Data records
=====

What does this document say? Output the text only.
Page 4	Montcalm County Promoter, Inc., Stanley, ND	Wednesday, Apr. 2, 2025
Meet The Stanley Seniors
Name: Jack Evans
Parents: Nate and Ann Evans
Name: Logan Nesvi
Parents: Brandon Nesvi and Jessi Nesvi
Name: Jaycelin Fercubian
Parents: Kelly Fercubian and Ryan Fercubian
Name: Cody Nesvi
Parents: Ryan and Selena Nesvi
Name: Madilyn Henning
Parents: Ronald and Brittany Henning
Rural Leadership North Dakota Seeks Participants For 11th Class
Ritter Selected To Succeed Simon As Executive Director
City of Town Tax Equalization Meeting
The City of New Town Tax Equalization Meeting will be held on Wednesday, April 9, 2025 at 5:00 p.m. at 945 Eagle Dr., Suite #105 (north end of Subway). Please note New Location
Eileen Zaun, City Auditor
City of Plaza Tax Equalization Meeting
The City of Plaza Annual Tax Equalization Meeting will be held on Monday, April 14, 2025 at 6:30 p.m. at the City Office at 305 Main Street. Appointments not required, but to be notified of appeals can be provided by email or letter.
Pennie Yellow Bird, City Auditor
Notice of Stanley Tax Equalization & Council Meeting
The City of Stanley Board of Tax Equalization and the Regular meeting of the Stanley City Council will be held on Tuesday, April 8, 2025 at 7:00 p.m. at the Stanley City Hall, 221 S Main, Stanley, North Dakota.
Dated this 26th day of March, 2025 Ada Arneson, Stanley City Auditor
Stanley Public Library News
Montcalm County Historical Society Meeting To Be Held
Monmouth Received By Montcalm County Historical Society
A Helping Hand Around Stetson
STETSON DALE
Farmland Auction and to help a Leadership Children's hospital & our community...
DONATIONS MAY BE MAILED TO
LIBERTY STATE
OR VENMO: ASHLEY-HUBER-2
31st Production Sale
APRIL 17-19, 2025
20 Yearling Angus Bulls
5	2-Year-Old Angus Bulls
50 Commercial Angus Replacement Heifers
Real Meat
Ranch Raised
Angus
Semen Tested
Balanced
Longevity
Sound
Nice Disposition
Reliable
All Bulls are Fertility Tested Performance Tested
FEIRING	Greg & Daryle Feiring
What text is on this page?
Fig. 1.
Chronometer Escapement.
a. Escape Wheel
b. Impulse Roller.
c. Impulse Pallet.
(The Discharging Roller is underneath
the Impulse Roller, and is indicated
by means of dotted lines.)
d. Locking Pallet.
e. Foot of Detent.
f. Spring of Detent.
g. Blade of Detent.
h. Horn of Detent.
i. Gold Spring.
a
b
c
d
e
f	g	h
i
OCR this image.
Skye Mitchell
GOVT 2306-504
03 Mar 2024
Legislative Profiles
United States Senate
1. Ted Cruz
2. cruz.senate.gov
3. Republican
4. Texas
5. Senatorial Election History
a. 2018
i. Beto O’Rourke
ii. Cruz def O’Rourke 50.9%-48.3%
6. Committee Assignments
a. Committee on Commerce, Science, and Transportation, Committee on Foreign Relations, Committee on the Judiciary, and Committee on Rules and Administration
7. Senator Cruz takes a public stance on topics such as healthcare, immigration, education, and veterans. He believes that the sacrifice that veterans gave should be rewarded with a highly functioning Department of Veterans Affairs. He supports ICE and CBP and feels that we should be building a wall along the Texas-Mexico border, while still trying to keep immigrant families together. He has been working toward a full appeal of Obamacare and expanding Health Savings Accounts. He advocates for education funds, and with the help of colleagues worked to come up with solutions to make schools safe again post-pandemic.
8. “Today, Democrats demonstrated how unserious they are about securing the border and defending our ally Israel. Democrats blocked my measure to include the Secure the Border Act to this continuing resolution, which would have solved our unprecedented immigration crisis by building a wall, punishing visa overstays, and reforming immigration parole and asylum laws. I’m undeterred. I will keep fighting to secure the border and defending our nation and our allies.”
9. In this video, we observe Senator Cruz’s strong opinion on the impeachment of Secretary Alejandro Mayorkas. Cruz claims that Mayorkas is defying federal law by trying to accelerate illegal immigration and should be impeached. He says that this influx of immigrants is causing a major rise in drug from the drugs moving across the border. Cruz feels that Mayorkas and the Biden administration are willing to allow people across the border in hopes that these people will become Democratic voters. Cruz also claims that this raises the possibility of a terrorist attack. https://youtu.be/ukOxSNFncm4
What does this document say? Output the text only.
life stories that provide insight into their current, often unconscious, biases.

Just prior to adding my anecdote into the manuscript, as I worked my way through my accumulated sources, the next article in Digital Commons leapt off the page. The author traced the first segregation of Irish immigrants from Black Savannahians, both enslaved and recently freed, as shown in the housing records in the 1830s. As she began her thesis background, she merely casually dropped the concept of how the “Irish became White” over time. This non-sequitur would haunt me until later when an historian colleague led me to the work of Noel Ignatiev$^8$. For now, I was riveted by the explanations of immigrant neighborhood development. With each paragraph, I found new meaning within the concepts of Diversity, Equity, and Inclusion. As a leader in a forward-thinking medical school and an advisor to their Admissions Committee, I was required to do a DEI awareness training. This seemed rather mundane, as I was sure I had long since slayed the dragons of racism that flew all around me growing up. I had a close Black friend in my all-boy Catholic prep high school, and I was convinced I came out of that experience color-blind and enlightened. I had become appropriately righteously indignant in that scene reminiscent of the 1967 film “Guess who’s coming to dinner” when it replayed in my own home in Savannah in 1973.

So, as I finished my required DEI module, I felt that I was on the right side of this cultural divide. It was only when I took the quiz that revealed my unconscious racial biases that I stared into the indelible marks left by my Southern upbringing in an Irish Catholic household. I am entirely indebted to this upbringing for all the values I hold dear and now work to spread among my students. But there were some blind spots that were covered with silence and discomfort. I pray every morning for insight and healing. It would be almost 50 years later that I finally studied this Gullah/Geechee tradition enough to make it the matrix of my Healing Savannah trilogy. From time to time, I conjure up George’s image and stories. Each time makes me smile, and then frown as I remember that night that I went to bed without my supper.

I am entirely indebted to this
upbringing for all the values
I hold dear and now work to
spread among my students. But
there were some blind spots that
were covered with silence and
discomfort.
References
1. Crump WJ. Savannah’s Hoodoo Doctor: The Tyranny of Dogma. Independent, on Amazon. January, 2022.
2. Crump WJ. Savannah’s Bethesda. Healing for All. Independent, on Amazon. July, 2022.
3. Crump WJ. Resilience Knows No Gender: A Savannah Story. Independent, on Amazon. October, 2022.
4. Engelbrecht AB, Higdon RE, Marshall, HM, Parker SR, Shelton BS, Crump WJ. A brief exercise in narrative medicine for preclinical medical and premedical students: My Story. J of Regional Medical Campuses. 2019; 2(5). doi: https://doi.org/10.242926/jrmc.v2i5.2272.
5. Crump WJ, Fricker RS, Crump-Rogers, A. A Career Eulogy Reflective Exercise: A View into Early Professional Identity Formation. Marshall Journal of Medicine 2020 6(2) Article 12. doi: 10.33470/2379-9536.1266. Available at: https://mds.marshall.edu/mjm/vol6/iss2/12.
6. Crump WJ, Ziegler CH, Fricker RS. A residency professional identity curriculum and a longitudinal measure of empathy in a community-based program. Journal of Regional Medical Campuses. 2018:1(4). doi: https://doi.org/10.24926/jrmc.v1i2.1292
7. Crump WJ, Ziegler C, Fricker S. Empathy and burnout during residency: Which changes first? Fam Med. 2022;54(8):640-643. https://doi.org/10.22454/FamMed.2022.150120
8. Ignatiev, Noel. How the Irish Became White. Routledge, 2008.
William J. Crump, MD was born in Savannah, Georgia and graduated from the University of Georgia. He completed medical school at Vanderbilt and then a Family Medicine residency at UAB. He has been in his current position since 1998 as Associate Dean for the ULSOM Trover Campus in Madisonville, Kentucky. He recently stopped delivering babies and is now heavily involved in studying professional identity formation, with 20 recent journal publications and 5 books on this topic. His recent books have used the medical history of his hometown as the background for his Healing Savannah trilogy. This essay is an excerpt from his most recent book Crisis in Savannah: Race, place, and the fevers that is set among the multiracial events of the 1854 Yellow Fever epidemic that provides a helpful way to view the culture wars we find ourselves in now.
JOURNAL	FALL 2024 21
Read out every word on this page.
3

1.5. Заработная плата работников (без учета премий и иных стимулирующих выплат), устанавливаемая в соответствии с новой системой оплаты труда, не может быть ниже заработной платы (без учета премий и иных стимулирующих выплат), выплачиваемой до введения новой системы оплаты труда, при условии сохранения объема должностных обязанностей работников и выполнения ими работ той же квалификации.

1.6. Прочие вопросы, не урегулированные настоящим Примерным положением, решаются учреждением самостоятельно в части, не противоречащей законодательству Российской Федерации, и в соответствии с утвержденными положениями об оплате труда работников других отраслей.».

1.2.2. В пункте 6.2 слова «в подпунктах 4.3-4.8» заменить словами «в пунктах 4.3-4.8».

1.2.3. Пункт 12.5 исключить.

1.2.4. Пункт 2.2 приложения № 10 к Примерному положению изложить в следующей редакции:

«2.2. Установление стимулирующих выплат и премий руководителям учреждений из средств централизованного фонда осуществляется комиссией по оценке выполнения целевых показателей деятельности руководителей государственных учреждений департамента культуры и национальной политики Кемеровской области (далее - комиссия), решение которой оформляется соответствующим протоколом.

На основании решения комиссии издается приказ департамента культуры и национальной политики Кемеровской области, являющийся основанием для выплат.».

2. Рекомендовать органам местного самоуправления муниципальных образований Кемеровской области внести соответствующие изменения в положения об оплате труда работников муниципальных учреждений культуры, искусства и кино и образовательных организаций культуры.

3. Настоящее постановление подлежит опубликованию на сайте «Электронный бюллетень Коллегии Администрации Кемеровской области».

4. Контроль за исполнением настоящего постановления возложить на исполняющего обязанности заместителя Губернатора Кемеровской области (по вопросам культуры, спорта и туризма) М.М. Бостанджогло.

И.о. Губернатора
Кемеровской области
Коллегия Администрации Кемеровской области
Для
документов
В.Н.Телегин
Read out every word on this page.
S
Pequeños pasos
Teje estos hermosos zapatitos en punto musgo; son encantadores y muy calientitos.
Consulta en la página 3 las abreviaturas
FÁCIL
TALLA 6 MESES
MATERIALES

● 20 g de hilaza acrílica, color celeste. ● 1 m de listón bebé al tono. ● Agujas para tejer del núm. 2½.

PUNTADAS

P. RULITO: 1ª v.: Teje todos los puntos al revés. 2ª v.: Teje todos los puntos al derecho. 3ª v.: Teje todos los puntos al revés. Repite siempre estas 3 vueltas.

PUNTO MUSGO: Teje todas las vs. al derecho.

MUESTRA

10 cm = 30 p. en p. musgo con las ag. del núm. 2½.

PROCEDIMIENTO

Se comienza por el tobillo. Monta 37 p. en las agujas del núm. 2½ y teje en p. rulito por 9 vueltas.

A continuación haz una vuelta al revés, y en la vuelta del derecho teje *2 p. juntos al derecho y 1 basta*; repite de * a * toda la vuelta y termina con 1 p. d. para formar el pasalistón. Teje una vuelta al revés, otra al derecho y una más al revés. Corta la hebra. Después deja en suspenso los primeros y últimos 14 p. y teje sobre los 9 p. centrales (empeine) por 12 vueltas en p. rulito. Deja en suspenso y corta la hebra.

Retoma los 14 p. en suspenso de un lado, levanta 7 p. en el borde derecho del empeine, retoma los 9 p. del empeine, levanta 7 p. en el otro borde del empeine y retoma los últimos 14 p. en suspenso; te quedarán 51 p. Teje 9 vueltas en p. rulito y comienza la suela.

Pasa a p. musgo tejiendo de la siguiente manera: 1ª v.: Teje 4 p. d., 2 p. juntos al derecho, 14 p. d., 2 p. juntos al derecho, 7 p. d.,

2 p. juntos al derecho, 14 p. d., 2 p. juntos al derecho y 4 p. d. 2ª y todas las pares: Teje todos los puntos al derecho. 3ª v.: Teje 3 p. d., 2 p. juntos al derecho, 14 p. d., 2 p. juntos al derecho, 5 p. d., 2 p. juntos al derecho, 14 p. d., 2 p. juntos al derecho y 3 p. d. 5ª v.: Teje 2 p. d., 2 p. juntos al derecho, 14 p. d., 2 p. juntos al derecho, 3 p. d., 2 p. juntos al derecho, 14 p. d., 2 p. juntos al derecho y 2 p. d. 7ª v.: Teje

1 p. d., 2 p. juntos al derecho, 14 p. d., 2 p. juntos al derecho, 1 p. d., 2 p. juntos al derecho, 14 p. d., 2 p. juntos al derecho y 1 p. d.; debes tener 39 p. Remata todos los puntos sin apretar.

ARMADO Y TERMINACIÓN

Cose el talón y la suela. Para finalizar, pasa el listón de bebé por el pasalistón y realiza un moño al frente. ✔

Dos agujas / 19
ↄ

=====

Search the entries for the word "Society" and copy every line that has it.

Montcalm County Historical Society Meeting To Be Held
Monmouth Received By Montcalm County Historical Society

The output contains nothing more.